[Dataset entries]
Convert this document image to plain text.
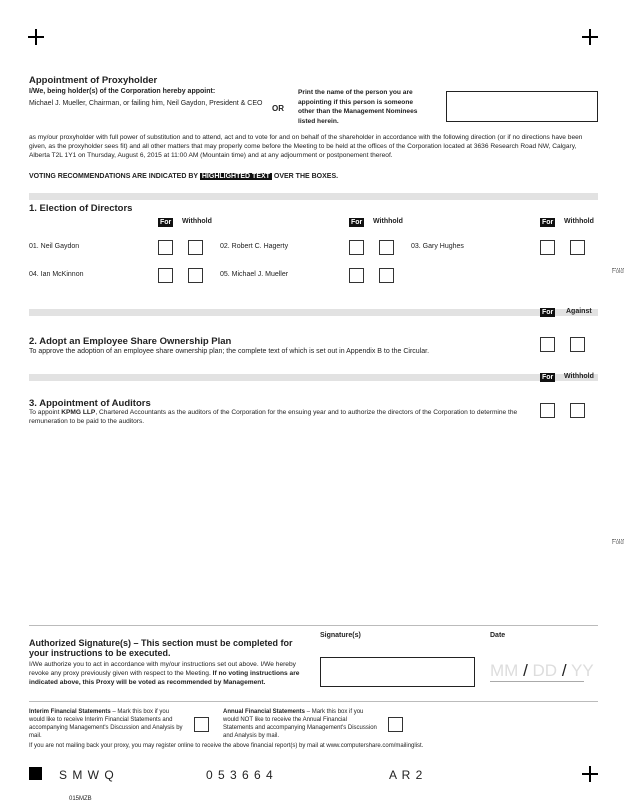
Appointment of Proxyholder
I/We, being holder(s) of the Corporation hereby appoint:
Michael J. Mueller, Chairman, or failing him, Neil Gaydon, President & CEO
OR
Print the name of the person you are appointing if this person is someone other than the Management Nominees listed herein.
as my/our proxyholder with full power of substitution and to attend, act and to vote for and on behalf of the shareholder in accordance with the following direction (or if no directions have been given, as the proxyholder sees fit) and all other matters that may properly come before the Meeting to be held at the offices of the Corporation located at 3636 Research Road NW, Calgary, Alberta T2L 1Y1 on Thursday, August 6, 2015 at 11:00 AM (Mountain time) and at any adjournment or postponement thereof.
VOTING RECOMMENDATIONS ARE INDICATED BY HIGHLIGHTED TEXT OVER THE BOXES.
1. Election of Directors
For Withhold	For Withhold	For Withhold
01. Neil Gaydon	02. Robert C. Hagerty	03. Gary Hughes
04. Ian McKinnon	05. Michael J. Mueller	Fold
For Against
2. Adopt an Employee Share Ownership Plan
To approve the adoption of an employee share ownership plan; the complete text of which is set out in Appendix B to the Circular.
For Withhold
3. Appointment of Auditors
To appoint KPMG LLP, Chartered Accountants as the auditors of the Corporation for the ensuing year and to authorize the directors of the Corporation to determine the remuneration to be paid to the auditors.
Fold
Authorized Signature(s) – This section must be completed for your instructions to be executed.
I/We authorize you to act in accordance with my/our instructions set out above. I/We hereby revoke any proxy previously given with respect to the Meeting. If no voting instructions are indicated above, this Proxy will be voted as recommended by Management.
Signature(s)	Date
MM / DD / YY
Interim Financial Statements – Mark this box if you would like to receive Interim Financial Statements and accompanying Management's Discussion and Analysis by mail.
Annual Financial Statements – Mark this box if you would NOT like to receive the Annual Financial Statements and accompanying Management's Discussion and Analysis by mail.
If you are not mailing back your proxy, you may register online to receive the above financial report(s) by mail at www.computershare.com/mailinglist.
S M W Q	0 5 3 6 6 4	A R 2
015MZB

> The task
Pick out every line with the string "like" and copy it.

> Answer below
Interim Financial Statements – Mark this box if you would like to receive Interim Financial Statements and accompanying Management's Discussion and Analysis by mail.
Annual Financial Statements – Mark this box if you would NOT like to receive the Annual Financial Statements and accompanying Management's Discussion and Analysis by mail.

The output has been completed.